- [Direction] Copy each line in which the string "banyak" occurs.

- [Extracted records]
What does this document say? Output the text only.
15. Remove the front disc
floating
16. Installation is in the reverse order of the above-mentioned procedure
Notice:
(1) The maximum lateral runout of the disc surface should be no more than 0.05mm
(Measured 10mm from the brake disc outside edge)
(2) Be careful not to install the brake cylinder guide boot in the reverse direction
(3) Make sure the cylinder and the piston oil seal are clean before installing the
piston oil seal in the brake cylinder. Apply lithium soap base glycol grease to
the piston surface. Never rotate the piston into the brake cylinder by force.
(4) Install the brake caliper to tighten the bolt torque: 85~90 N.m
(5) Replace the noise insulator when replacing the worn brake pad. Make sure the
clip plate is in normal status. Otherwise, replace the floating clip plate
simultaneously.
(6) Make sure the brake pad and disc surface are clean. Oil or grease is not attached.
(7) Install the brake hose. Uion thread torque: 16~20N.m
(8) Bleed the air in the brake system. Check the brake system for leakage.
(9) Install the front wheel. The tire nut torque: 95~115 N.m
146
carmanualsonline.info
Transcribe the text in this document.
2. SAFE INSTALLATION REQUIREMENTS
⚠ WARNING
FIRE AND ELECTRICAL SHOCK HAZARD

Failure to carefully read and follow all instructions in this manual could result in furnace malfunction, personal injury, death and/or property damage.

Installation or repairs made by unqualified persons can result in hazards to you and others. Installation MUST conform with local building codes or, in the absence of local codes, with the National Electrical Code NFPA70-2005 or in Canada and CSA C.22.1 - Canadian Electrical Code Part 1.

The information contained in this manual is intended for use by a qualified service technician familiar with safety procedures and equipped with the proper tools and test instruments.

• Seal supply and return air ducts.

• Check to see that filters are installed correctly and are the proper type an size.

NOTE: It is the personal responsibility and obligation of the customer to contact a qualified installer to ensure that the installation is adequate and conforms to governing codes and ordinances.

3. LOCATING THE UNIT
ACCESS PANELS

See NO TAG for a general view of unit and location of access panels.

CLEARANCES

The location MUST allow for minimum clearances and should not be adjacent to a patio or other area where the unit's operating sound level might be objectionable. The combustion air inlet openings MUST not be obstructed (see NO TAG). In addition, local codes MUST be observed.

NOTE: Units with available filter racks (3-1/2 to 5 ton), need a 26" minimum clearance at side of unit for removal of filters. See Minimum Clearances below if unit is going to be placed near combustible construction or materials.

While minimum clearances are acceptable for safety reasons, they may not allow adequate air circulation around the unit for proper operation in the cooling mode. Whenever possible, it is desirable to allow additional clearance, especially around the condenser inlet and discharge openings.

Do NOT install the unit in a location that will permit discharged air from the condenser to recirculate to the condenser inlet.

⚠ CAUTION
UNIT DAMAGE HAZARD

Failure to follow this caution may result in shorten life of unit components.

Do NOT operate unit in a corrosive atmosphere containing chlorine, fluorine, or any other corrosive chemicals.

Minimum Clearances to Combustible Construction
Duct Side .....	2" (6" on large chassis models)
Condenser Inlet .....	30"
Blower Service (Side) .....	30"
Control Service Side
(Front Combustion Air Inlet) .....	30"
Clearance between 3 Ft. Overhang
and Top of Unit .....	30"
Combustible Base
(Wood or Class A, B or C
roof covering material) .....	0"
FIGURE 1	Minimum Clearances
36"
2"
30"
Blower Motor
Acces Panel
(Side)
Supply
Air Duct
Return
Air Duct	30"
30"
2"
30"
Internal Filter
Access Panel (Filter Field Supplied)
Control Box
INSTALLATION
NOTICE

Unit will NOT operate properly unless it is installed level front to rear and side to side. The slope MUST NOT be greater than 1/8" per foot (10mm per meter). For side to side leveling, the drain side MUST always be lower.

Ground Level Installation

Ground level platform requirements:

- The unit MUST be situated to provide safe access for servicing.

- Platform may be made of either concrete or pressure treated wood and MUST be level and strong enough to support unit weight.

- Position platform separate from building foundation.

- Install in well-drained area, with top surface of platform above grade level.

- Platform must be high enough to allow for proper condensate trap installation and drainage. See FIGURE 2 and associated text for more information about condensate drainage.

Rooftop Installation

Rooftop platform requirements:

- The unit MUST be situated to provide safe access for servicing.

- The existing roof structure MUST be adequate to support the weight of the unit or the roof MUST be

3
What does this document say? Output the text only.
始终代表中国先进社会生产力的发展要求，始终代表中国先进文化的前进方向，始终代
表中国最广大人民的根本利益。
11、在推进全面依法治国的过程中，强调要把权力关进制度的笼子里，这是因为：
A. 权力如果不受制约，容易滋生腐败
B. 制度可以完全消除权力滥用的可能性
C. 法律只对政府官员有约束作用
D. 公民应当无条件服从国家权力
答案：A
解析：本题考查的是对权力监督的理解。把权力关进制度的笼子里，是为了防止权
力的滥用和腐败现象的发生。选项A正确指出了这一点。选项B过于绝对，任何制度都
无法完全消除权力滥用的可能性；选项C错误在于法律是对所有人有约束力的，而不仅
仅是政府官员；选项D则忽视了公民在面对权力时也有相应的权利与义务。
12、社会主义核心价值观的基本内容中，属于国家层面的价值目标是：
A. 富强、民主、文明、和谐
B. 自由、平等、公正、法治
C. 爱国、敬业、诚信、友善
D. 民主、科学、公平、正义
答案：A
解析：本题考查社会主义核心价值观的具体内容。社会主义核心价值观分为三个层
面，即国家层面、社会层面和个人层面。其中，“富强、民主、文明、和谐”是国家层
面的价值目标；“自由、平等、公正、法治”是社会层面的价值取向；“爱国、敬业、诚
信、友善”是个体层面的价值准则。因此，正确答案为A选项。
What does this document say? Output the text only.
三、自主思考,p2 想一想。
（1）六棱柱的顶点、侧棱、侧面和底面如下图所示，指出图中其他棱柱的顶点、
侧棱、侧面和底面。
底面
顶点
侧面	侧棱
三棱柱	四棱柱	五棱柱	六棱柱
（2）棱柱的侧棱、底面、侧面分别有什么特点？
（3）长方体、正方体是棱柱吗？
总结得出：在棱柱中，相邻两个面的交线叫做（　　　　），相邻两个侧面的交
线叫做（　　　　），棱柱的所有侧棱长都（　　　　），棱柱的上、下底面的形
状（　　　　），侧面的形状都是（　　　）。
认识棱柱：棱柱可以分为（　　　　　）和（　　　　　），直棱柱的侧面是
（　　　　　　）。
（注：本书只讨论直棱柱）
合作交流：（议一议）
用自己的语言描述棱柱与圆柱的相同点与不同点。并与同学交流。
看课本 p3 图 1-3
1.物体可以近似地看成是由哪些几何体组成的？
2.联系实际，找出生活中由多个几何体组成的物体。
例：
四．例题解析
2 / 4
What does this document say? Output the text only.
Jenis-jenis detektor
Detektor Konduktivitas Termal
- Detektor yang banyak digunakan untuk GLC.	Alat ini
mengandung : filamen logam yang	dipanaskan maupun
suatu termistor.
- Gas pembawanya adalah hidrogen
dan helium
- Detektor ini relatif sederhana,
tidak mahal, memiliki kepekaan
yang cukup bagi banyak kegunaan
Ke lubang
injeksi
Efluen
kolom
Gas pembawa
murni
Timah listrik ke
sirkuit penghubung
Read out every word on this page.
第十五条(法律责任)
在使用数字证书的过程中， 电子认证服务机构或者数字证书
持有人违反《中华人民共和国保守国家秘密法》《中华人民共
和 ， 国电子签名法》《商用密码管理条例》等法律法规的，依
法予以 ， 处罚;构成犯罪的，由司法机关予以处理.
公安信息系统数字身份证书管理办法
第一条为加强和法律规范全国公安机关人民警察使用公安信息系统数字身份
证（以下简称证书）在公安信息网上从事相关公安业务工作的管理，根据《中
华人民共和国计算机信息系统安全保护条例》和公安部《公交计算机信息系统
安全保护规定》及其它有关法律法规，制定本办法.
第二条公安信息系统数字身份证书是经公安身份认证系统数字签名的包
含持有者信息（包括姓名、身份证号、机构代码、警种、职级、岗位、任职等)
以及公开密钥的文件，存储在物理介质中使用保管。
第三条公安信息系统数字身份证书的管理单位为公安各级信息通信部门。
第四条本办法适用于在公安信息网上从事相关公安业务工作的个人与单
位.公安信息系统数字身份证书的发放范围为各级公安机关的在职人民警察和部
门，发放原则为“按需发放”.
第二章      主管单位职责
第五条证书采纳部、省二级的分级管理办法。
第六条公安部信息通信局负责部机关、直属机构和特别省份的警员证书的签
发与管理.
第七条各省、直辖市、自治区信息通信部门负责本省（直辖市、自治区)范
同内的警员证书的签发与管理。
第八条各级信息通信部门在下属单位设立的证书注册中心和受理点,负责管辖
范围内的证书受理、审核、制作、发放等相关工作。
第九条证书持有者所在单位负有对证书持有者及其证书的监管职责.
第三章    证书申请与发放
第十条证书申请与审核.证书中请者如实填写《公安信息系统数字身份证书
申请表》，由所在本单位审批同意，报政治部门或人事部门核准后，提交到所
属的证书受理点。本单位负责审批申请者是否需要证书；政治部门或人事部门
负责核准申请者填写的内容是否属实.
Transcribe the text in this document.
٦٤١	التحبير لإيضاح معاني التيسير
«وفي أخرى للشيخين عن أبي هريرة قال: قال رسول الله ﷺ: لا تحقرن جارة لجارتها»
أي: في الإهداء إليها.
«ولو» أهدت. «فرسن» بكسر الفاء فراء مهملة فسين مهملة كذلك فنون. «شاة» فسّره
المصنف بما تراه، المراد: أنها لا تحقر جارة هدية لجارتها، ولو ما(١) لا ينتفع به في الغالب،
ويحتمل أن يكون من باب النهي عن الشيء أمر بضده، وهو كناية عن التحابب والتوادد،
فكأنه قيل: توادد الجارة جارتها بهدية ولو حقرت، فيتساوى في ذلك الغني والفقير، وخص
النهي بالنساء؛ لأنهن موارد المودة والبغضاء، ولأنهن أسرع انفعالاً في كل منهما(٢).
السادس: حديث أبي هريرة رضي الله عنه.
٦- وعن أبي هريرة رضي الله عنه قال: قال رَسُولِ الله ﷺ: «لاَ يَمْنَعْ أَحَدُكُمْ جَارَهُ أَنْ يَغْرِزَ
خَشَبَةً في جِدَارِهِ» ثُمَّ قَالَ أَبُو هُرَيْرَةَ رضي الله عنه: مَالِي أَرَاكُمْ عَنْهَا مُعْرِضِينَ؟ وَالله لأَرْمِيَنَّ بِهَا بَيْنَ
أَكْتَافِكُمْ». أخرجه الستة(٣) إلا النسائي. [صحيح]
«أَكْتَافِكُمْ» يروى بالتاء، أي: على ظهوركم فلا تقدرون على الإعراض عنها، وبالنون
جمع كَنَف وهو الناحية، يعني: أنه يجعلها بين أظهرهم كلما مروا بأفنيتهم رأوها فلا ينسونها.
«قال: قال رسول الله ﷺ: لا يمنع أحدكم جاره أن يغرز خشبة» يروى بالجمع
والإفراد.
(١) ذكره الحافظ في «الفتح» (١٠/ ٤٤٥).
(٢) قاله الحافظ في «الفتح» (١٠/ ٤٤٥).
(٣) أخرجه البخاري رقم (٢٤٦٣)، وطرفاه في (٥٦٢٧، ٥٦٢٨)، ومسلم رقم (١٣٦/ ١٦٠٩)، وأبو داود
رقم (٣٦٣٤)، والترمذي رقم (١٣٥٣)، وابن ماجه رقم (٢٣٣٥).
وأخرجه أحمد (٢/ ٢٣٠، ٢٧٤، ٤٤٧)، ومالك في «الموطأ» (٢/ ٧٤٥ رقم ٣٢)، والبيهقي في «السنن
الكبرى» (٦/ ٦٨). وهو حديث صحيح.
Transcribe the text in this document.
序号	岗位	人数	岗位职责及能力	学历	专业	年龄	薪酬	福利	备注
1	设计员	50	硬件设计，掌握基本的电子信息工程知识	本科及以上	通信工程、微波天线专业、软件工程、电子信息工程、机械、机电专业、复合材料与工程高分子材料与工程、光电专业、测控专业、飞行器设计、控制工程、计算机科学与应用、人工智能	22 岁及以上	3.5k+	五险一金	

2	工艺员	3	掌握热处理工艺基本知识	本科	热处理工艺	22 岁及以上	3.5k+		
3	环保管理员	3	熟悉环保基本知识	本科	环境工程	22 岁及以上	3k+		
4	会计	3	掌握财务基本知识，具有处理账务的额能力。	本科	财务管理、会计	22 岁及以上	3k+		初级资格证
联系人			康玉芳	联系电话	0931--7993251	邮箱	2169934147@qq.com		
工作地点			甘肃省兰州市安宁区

- [Completed task]
- Detektor yang banyak digunakan untuk GLC.	Alat ini
yang cukup bagi banyak kegunaan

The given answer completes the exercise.